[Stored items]
'''
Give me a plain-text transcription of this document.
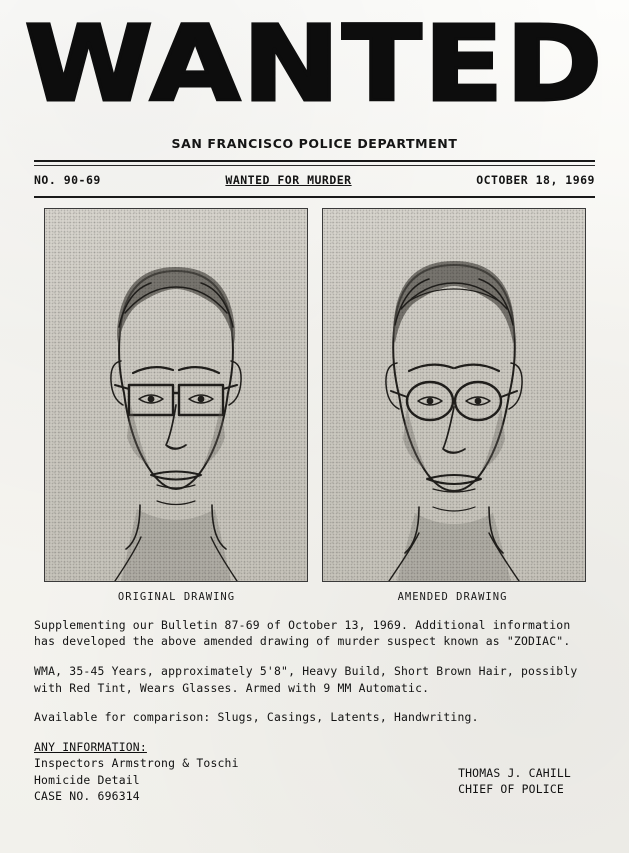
WANTED
SAN FRANCISCO POLICE DEPARTMENT
NO. 90-69	WANTED FOR MURDER	OCTOBER 18, 1969
ORIGINAL DRAWING	AMENDED DRAWING

Supplementing our Bulletin 87-69 of October 13, 1969. Additional information has developed the above amended drawing of murder suspect known as "ZODIAC".

WMA, 35-45 Years, approximately 5'8", Heavy Build, Short Brown Hair, possibly with Red Tint, Wears Glasses. Armed with 9 MM Automatic.

Available for comparison: Slugs, Casings, Latents, Handwriting.

ANY INFORMATION:
Inspectors Armstrong & Toschi
Homicide Detail
CASE NO. 696314
THOMAS J. CAHILL
CHIEF OF POLICE
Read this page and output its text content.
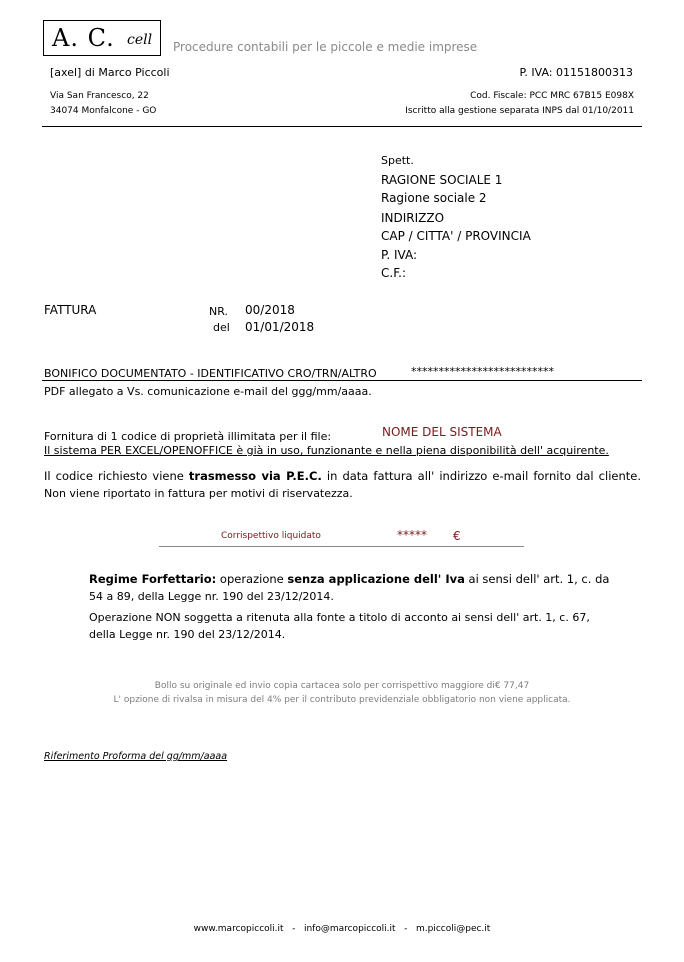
A. C. cell Procedure contabili per le piccole e medie imprese
[axel] di Marco Piccoli	P. IVA: 01151800313
Via San Francesco, 22
34074 Monfalcone - GO
Cod. Fiscale: PCC MRC 67B15 E098X
Iscritto alla gestione separata INPS dal 01/10/2011
Spett.
RAGIONE SOCIALE 1
Ragione sociale 2
INDIRIZZO
CAP / CITTA' / PROVINCIA
P. IVA:
C.F.:
FATTURA	NR. 00/2018
del 01/01/2018
BONIFICO DOCUMENTATO - IDENTIFICATIVO CRO/TRN/ALTRO	**************************
PDF allegato a Vs. comunicazione e-mail del ggg/mm/aaaa.
Fornitura di 1 codice di proprietà illimitata per il file:	NOME DEL SISTEMA
Il sistema PER EXCEL/OPENOFFICE è già in uso, funzionante e nella piena disponibilità dell' acquirente.
Il codice richiesto viene trasmesso via P.E.C. in data fattura all' indirizzo e-mail fornito dal cliente.
Non viene riportato in fattura per motivi di riservatezza.
Corrispettivo liquidato	***** €
Regime Forfettario: operazione senza applicazione dell' Iva ai sensi dell' art. 1, c. da
54 a 89, della Legge nr. 190 del 23/12/2014.
Operazione NON soggetta a ritenuta alla fonte a titolo di acconto ai sensi dell' art. 1, c. 67,
della Legge nr. 190 del 23/12/2014.
Bollo su originale ed invio copia cartacea solo per corrispettivo maggiore di€ 77,47
L' opzione di rivalsa in misura del 4% per il contributo previdenziale obbligatorio non viene applicata.
Riferimento Proforma del gg/mm/aaaa
www.marcopiccoli.it   -   info@marcopiccoli.it   -   m.piccoli@pec.it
'''
• **Task**: Copy the whole of the material above exactly, but not its images.

• **Reply**:
Give me a plain-text transcription of this document.
WANTED
SAN FRANCISCO POLICE DEPARTMENT
NO. 90-69	WANTED FOR MURDER	OCTOBER 18, 1969
ORIGINAL DRAWING	AMENDED DRAWING

Supplementing our Bulletin 87-69 of October 13, 1969. Additional information has developed the above amended drawing of murder suspect known as "ZODIAC".

WMA, 35-45 Years, approximately 5'8", Heavy Build, Short Brown Hair, possibly with Red Tint, Wears Glasses. Armed with 9 MM Automatic.

Available for comparison: Slugs, Casings, Latents, Handwriting.

ANY INFORMATION:
Inspectors Armstrong & Toschi
Homicide Detail
CASE NO. 696314
THOMAS J. CAHILL
CHIEF OF POLICE
Read this page and output its text content.
A. C. cell Procedure contabili per le piccole e medie imprese
[axel] di Marco Piccoli	P. IVA: 01151800313
Via San Francesco, 22
34074 Monfalcone - GO
Cod. Fiscale: PCC MRC 67B15 E098X
Iscritto alla gestione separata INPS dal 01/10/2011
Spett.
RAGIONE SOCIALE 1
Ragione sociale 2
INDIRIZZO
CAP / CITTA' / PROVINCIA
P. IVA:
C.F.:
FATTURA	NR. 00/2018
del 01/01/2018
BONIFICO DOCUMENTATO - IDENTIFICATIVO CRO/TRN/ALTRO	**************************
PDF allegato a Vs. comunicazione e-mail del ggg/mm/aaaa.
Fornitura di 1 codice di proprietà illimitata per il file:	NOME DEL SISTEMA
Il sistema PER EXCEL/OPENOFFICE è già in uso, funzionante e nella piena disponibilità dell' acquirente.
Il codice richiesto viene trasmesso via P.E.C. in data fattura all' indirizzo e-mail fornito dal cliente.
Non viene riportato in fattura per motivi di riservatezza.
Corrispettivo liquidato	***** €
Regime Forfettario: operazione senza applicazione dell' Iva ai sensi dell' art. 1, c. da
54 a 89, della Legge nr. 190 del 23/12/2014.
Operazione NON soggetta a ritenuta alla fonte a titolo di acconto ai sensi dell' art. 1, c. 67,
della Legge nr. 190 del 23/12/2014.
Bollo su originale ed invio copia cartacea solo per corrispettivo maggiore di€ 77,47
L' opzione di rivalsa in misura del 4% per il contributo previdenziale obbligatorio non viene applicata.
Riferimento Proforma del gg/mm/aaaa
www.marcopiccoli.it   -   info@marcopiccoli.it   -   m.piccoli@pec.it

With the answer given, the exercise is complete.